**AIM:** A line counts if it contains the string "更多内容尽在心语资料库"; say how many such lines there are, giving only the number.

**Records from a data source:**
↓
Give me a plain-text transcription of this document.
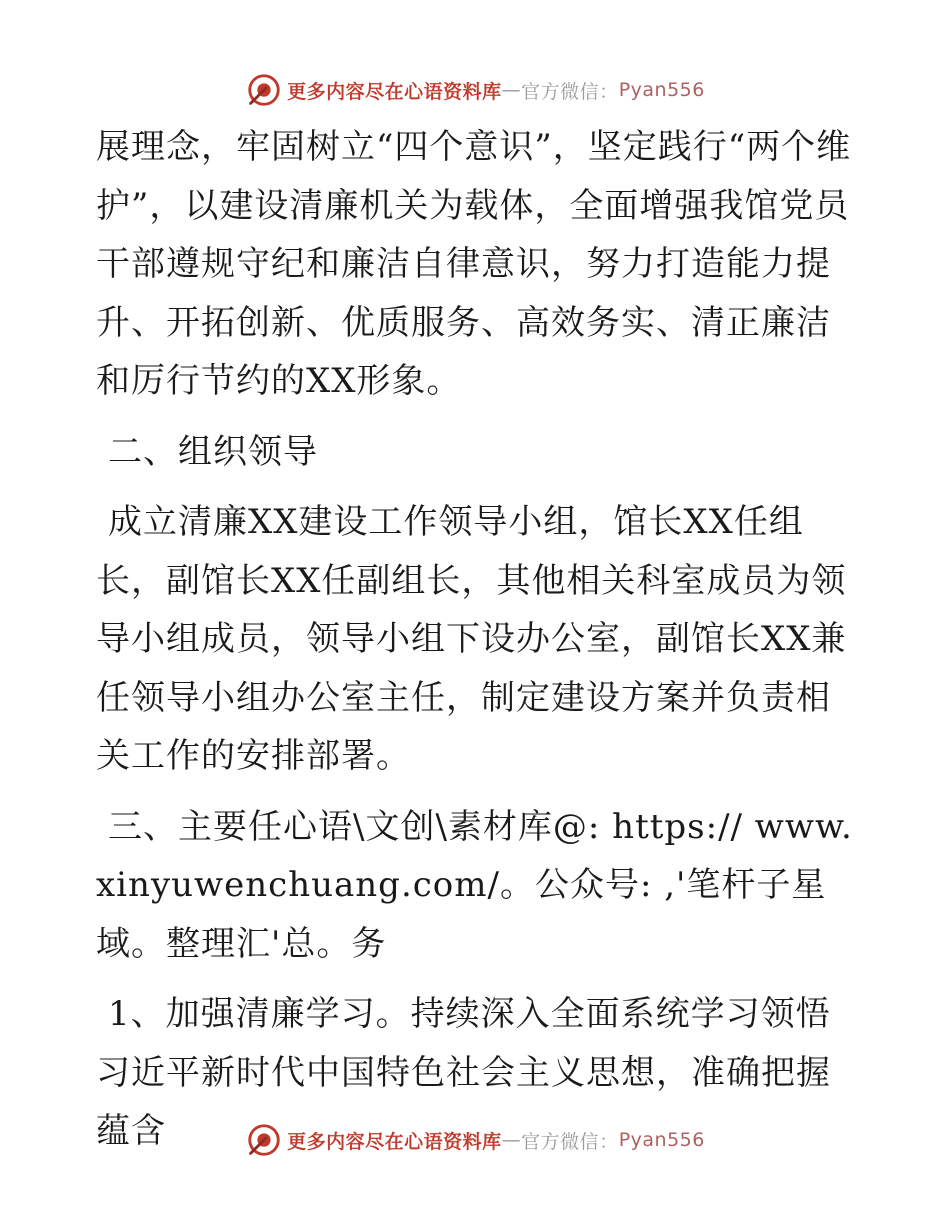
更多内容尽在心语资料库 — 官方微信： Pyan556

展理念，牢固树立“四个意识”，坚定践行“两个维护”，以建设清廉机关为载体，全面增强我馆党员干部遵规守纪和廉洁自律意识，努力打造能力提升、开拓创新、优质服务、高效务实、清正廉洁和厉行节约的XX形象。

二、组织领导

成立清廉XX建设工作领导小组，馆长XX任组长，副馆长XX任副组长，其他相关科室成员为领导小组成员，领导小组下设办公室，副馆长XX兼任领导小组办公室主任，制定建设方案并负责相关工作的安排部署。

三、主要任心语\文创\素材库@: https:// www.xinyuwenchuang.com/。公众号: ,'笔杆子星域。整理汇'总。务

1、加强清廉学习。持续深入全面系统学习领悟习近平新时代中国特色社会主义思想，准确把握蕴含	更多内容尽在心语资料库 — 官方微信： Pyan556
↑
↓
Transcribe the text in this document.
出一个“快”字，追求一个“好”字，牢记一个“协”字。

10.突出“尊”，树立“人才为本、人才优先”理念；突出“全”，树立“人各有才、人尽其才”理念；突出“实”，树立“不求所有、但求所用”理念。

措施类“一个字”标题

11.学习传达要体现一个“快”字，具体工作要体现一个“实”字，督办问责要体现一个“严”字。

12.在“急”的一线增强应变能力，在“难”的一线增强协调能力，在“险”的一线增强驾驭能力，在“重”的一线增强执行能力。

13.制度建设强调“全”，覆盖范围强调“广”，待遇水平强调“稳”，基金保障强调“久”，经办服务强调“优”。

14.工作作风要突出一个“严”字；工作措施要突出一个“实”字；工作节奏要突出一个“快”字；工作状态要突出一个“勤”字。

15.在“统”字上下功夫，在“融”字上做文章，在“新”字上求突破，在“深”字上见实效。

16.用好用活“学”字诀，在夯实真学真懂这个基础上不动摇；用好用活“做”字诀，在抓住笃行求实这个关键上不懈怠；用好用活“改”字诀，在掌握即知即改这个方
↑
**RESULT OF THIS TASK:** 2